-- SHORT TASK --
Repeat every line of the listing below exactly, minus the pictures.

-- DATA FOR THIS TASK --
____

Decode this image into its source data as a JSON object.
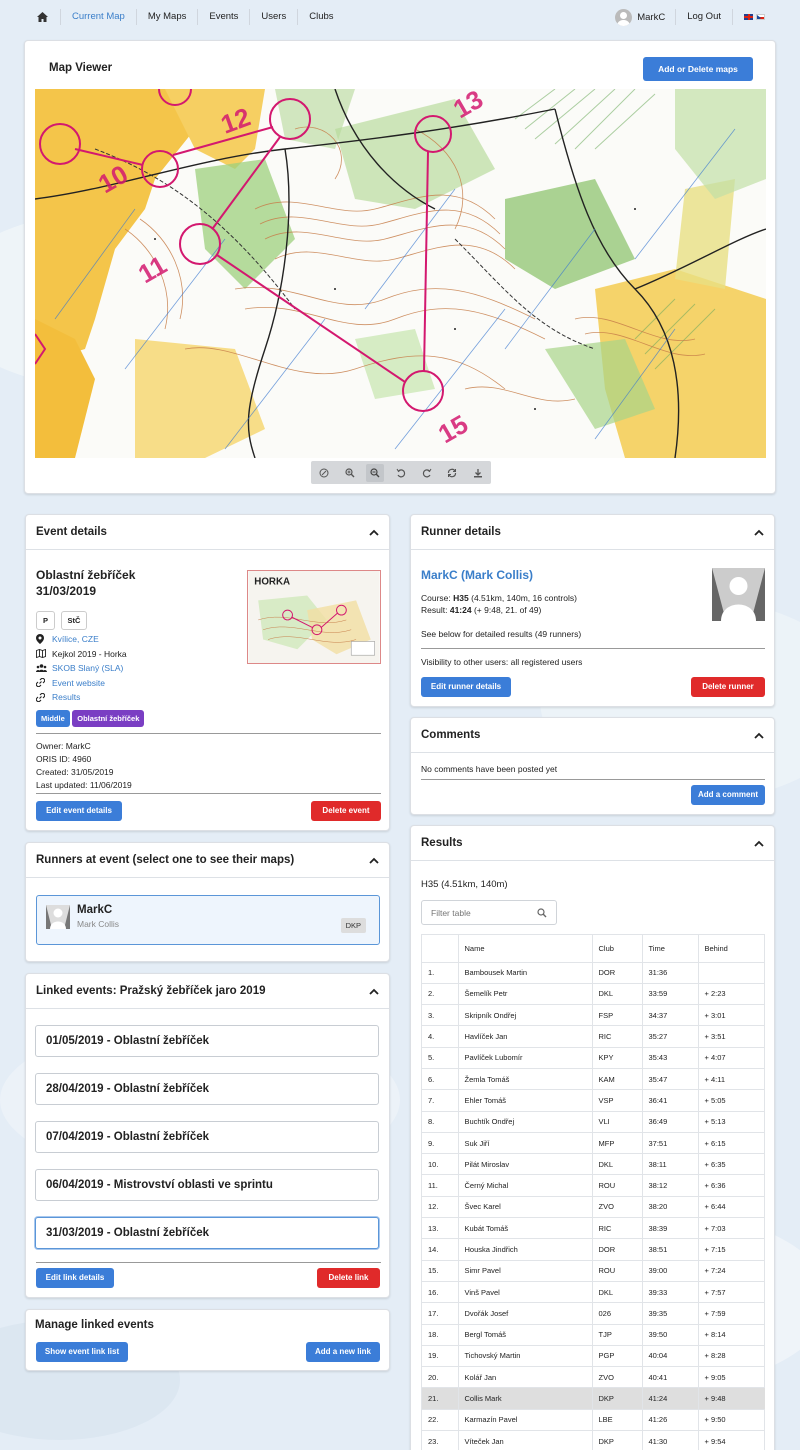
{
  "nav": {
    "items": [
      "Current Map",
      "My Maps",
      "Events",
      "Users",
      "Clubs"
    ],
    "user": "MarkC",
    "logout": "Log Out"
  },
  "map_viewer": {
    "title": "Map Viewer",
    "add_button": "Add or Delete maps",
    "map_labels": [
      "10",
      "11",
      "12",
      "13",
      "15"
    ]
  },
  "event": {
    "header": "Event details",
    "name": "Oblastní žebříček",
    "date": "31/03/2019",
    "tags": [
      "P",
      "StČ"
    ],
    "location": "Kvílice, CZE",
    "map": "Kejkol 2019 - Horka",
    "club": "SKOB Slaný (SLA)",
    "website": "Event website",
    "results": "Results",
    "badges": [
      "Middle",
      "Oblastní žebříček"
    ],
    "thumb_title": "HORKA",
    "owner": "Owner: MarkC",
    "oris": "ORIS ID: 4960",
    "created": "Created: 31/05/2019",
    "updated": "Last updated: 11/06/2019",
    "edit_button": "Edit event details",
    "delete_button": "Delete event"
  },
  "runners": {
    "header": "Runners at event (select one to see their maps)",
    "name": "MarkC",
    "full": "Mark Collis",
    "club": "DKP"
  },
  "linked": {
    "header": "Linked events: Pražský žebříček jaro 2019",
    "items": [
      "01/05/2019 - Oblastní žebříček",
      "28/04/2019 - Oblastní žebříček",
      "07/04/2019 - Oblastní žebříček",
      "06/04/2019 - Mistrovství oblasti ve sprintu",
      "31/03/2019 - Oblastní žebříček"
    ],
    "edit_button": "Edit link details",
    "delete_button": "Delete link"
  },
  "manage": {
    "header": "Manage linked events",
    "show_button": "Show event link list",
    "add_button": "Add a new link"
  },
  "runner_details": {
    "header": "Runner details",
    "name": "MarkC (Mark Collis)",
    "course_label": "Course:",
    "course_value": "H35",
    "course_detail": "(4.51km, 140m, 16 controls)",
    "result_label": "Result:",
    "result_value": "41:24",
    "result_detail": "(+ 9:48, 21. of 49)",
    "see_below": "See below for detailed results (49 runners)",
    "visibility": "Visibility to other users: all registered users",
    "edit_button": "Edit runner details",
    "delete_button": "Delete runner"
  },
  "comments": {
    "header": "Comments",
    "empty": "No comments have been posted yet",
    "add_button": "Add a comment"
  },
  "results": {
    "header": "Results",
    "course": "H35 (4.51km, 140m)",
    "filter_placeholder": "Filter table",
    "columns": [
      "Name",
      "Club",
      "Time",
      "Behind"
    ],
    "rows": [
      [
        "1.",
        "Bambousek Martin",
        "DOR",
        "31:36",
        ""
      ],
      [
        "2.",
        "Šemelík Petr",
        "DKL",
        "33:59",
        "+ 2:23"
      ],
      [
        "3.",
        "Skripník Ondřej",
        "FSP",
        "34:37",
        "+ 3:01"
      ],
      [
        "4.",
        "Havlíček Jan",
        "RIC",
        "35:27",
        "+ 3:51"
      ],
      [
        "5.",
        "Pavlíček Lubomír",
        "KPY",
        "35:43",
        "+ 4:07"
      ],
      [
        "6.",
        "Žemla Tomáš",
        "KAM",
        "35:47",
        "+ 4:11"
      ],
      [
        "7.",
        "Ehler Tomáš",
        "VSP",
        "36:41",
        "+ 5:05"
      ],
      [
        "8.",
        "Buchtík Ondřej",
        "VLI",
        "36:49",
        "+ 5:13"
      ],
      [
        "9.",
        "Suk Jiří",
        "MFP",
        "37:51",
        "+ 6:15"
      ],
      [
        "10.",
        "Pilát Miroslav",
        "DKL",
        "38:11",
        "+ 6:35"
      ],
      [
        "11.",
        "Černý Michal",
        "ROU",
        "38:12",
        "+ 6:36"
      ],
      [
        "12.",
        "Švec Karel",
        "ZVO",
        "38:20",
        "+ 6:44"
      ],
      [
        "13.",
        "Kubát Tomáš",
        "RIC",
        "38:39",
        "+ 7:03"
      ],
      [
        "14.",
        "Houska Jindřich",
        "DOR",
        "38:51",
        "+ 7:15"
      ],
      [
        "15.",
        "Simr Pavel",
        "ROU",
        "39:00",
        "+ 7:24"
      ],
      [
        "16.",
        "Vinš Pavel",
        "DKL",
        "39:33",
        "+ 7:57"
      ],
      [
        "17.",
        "Dvořák Josef",
        "026",
        "39:35",
        "+ 7:59"
      ],
      [
        "18.",
        "Bergl Tomáš",
        "TJP",
        "39:50",
        "+ 8:14"
      ],
      [
        "19.",
        "Tichovský Martin",
        "PGP",
        "40:04",
        "+ 8:28"
      ],
      [
        "20.",
        "Kolář Jan",
        "ZVO",
        "40:41",
        "+ 9:05"
      ],
      [
        "21.",
        "Collis Mark",
        "DKP",
        "41:24",
        "+ 9:48"
      ],
      [
        "22.",
        "Karmazín Pavel",
        "LBE",
        "41:26",
        "+ 9:50"
      ],
      [
        "23.",
        "Víteček Jan",
        "DKP",
        "41:30",
        "+ 9:54"
      ]
    ],
    "highlight_index": 20
  }
}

____

-- IN RESPONSE --
Decode this image into its source data as a JSON object.
{
  "nav": {
    "items": [
      "Current Map",
      "My Maps",
      "Events",
      "Users",
      "Clubs"
    ],
    "user": "MarkC",
    "logout": "Log Out"
  },
  "map_viewer": {
    "title": "Map Viewer",
    "add_button": "Add or Delete maps",
    "map_labels": [
      "10",
      "11",
      "12",
      "13",
      "15"
    ]
  },
  "event": {
    "header": "Event details",
    "name": "Oblastní žebříček",
    "date": "31/03/2019",
    "tags": [
      "P",
      "StČ"
    ],
    "location": "Kvílice, CZE",
    "map": "Kejkol 2019 - Horka",
    "club": "SKOB Slaný (SLA)",
    "website": "Event website",
    "results": "Results",
    "badges": [
      "Middle",
      "Oblastní žebříček"
    ],
    "thumb_title": "HORKA",
    "owner": "Owner: MarkC",
    "oris": "ORIS ID: 4960",
    "created": "Created: 31/05/2019",
    "updated": "Last updated: 11/06/2019",
    "edit_button": "Edit event details",
    "delete_button": "Delete event"
  },
  "runners": {
    "header": "Runners at event (select one to see their maps)",
    "name": "MarkC",
    "full": "Mark Collis",
    "club": "DKP"
  },
  "linked": {
    "header": "Linked events: Pražský žebříček jaro 2019",
    "items": [
      "01/05/2019 - Oblastní žebříček",
      "28/04/2019 - Oblastní žebříček",
      "07/04/2019 - Oblastní žebříček",
      "06/04/2019 - Mistrovství oblasti ve sprintu",
      "31/03/2019 - Oblastní žebříček"
    ],
    "edit_button": "Edit link details",
    "delete_button": "Delete link"
  },
  "manage": {
    "header": "Manage linked events",
    "show_button": "Show event link list",
    "add_button": "Add a new link"
  },
  "runner_details": {
    "header": "Runner details",
    "name": "MarkC (Mark Collis)",
    "course_label": "Course:",
    "course_value": "H35",
    "course_detail": "(4.51km, 140m, 16 controls)",
    "result_label": "Result:",
    "result_value": "41:24",
    "result_detail": "(+ 9:48, 21. of 49)",
    "see_below": "See below for detailed results (49 runners)",
    "visibility": "Visibility to other users: all registered users",
    "edit_button": "Edit runner details",
    "delete_button": "Delete runner"
  },
  "comments": {
    "header": "Comments",
    "empty": "No comments have been posted yet",
    "add_button": "Add a comment"
  },
  "results": {
    "header": "Results",
    "course": "H35 (4.51km, 140m)",
    "filter_placeholder": "Filter table",
    "columns": [
      "Name",
      "Club",
      "Time",
      "Behind"
    ],
    "rows": [
      [
        "1.",
        "Bambousek Martin",
        "DOR",
        "31:36",
        ""
      ],
      [
        "2.",
        "Šemelík Petr",
        "DKL",
        "33:59",
        "+ 2:23"
      ],
      [
        "3.",
        "Skripník Ondřej",
        "FSP",
        "34:37",
        "+ 3:01"
      ],
      [
        "4.",
        "Havlíček Jan",
        "RIC",
        "35:27",
        "+ 3:51"
      ],
      [
        "5.",
        "Pavlíček Lubomír",
        "KPY",
        "35:43",
        "+ 4:07"
      ],
      [
        "6.",
        "Žemla Tomáš",
        "KAM",
        "35:47",
        "+ 4:11"
      ],
      [
        "7.",
        "Ehler Tomáš",
        "VSP",
        "36:41",
        "+ 5:05"
      ],
      [
        "8.",
        "Buchtík Ondřej",
        "VLI",
        "36:49",
        "+ 5:13"
      ],
      [
        "9.",
        "Suk Jiří",
        "MFP",
        "37:51",
        "+ 6:15"
      ],
      [
        "10.",
        "Pilát Miroslav",
        "DKL",
        "38:11",
        "+ 6:35"
      ],
      [
        "11.",
        "Černý Michal",
        "ROU",
        "38:12",
        "+ 6:36"
      ],
      [
        "12.",
        "Švec Karel",
        "ZVO",
        "38:20",
        "+ 6:44"
      ],
      [
        "13.",
        "Kubát Tomáš",
        "RIC",
        "38:39",
        "+ 7:03"
      ],
      [
        "14.",
        "Houska Jindřich",
        "DOR",
        "38:51",
        "+ 7:15"
      ],
      [
        "15.",
        "Simr Pavel",
        "ROU",
        "39:00",
        "+ 7:24"
      ],
      [
        "16.",
        "Vinš Pavel",
        "DKL",
        "39:33",
        "+ 7:57"
      ],
      [
        "17.",
        "Dvořák Josef",
        "026",
        "39:35",
        "+ 7:59"
      ],
      [
        "18.",
        "Bergl Tomáš",
        "TJP",
        "39:50",
        "+ 8:14"
      ],
      [
        "19.",
        "Tichovský Martin",
        "PGP",
        "40:04",
        "+ 8:28"
      ],
      [
        "20.",
        "Kolář Jan",
        "ZVO",
        "40:41",
        "+ 9:05"
      ],
      [
        "21.",
        "Collis Mark",
        "DKP",
        "41:24",
        "+ 9:48"
      ],
      [
        "22.",
        "Karmazín Pavel",
        "LBE",
        "41:26",
        "+ 9:50"
      ],
      [
        "23.",
        "Víteček Jan",
        "DKP",
        "41:30",
        "+ 9:54"
      ]
    ],
    "highlight_index": 20
  }
}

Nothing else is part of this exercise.